## begin Items

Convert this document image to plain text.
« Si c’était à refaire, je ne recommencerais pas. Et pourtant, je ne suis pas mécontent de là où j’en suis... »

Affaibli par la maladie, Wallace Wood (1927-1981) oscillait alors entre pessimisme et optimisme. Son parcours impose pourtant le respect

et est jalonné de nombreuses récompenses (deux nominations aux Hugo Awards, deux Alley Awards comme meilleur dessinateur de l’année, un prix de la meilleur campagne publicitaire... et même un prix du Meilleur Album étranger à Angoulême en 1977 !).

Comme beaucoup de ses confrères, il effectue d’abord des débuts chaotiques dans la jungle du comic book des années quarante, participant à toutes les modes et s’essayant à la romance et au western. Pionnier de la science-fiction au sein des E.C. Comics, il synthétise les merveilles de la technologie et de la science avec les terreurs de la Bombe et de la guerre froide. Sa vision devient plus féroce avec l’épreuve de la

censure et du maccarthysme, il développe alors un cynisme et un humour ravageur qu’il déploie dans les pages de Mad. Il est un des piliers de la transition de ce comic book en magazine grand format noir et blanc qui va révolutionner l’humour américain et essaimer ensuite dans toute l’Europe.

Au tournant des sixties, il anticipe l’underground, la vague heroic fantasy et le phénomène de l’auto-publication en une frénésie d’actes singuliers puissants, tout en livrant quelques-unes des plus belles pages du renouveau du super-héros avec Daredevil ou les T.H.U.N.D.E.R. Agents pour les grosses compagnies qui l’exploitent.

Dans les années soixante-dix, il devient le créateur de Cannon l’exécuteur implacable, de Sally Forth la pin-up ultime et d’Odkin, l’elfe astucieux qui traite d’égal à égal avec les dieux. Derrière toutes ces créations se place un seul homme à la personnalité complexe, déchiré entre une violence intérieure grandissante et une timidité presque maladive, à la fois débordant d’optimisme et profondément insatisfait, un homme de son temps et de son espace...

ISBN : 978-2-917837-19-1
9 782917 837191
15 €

## end Items

**Job**.
Print the records once more, exactly as they were given.

**Result**.
Convert this document image to plain text.
« Si c’était à refaire, je ne recommencerais pas. Et pourtant, je ne suis pas mécontent de là où j’en suis... »

Affaibli par la maladie, Wallace Wood (1927-1981) oscillait alors entre pessimisme et optimisme. Son parcours impose pourtant le respect

et est jalonné de nombreuses récompenses (deux nominations aux Hugo Awards, deux Alley Awards comme meilleur dessinateur de l’année, un prix de la meilleur campagne publicitaire... et même un prix du Meilleur Album étranger à Angoulême en 1977 !).

Comme beaucoup de ses confrères, il effectue d’abord des débuts chaotiques dans la jungle du comic book des années quarante, participant à toutes les modes et s’essayant à la romance et au western. Pionnier de la science-fiction au sein des E.C. Comics, il synthétise les merveilles de la technologie et de la science avec les terreurs de la Bombe et de la guerre froide. Sa vision devient plus féroce avec l’épreuve de la

censure et du maccarthysme, il développe alors un cynisme et un humour ravageur qu’il déploie dans les pages de Mad. Il est un des piliers de la transition de ce comic book en magazine grand format noir et blanc qui va révolutionner l’humour américain et essaimer ensuite dans toute l’Europe.

Au tournant des sixties, il anticipe l’underground, la vague heroic fantasy et le phénomène de l’auto-publication en une frénésie d’actes singuliers puissants, tout en livrant quelques-unes des plus belles pages du renouveau du super-héros avec Daredevil ou les T.H.U.N.D.E.R. Agents pour les grosses compagnies qui l’exploitent.

Dans les années soixante-dix, il devient le créateur de Cannon l’exécuteur implacable, de Sally Forth la pin-up ultime et d’Odkin, l’elfe astucieux qui traite d’égal à égal avec les dieux. Derrière toutes ces créations se place un seul homme à la personnalité complexe, déchiré entre une violence intérieure grandissante et une timidité presque maladive, à la fois débordant d’optimisme et profondément insatisfait, un homme de son temps et de son espace...

ISBN : 978-2-917837-19-1
9 782917 837191
15 €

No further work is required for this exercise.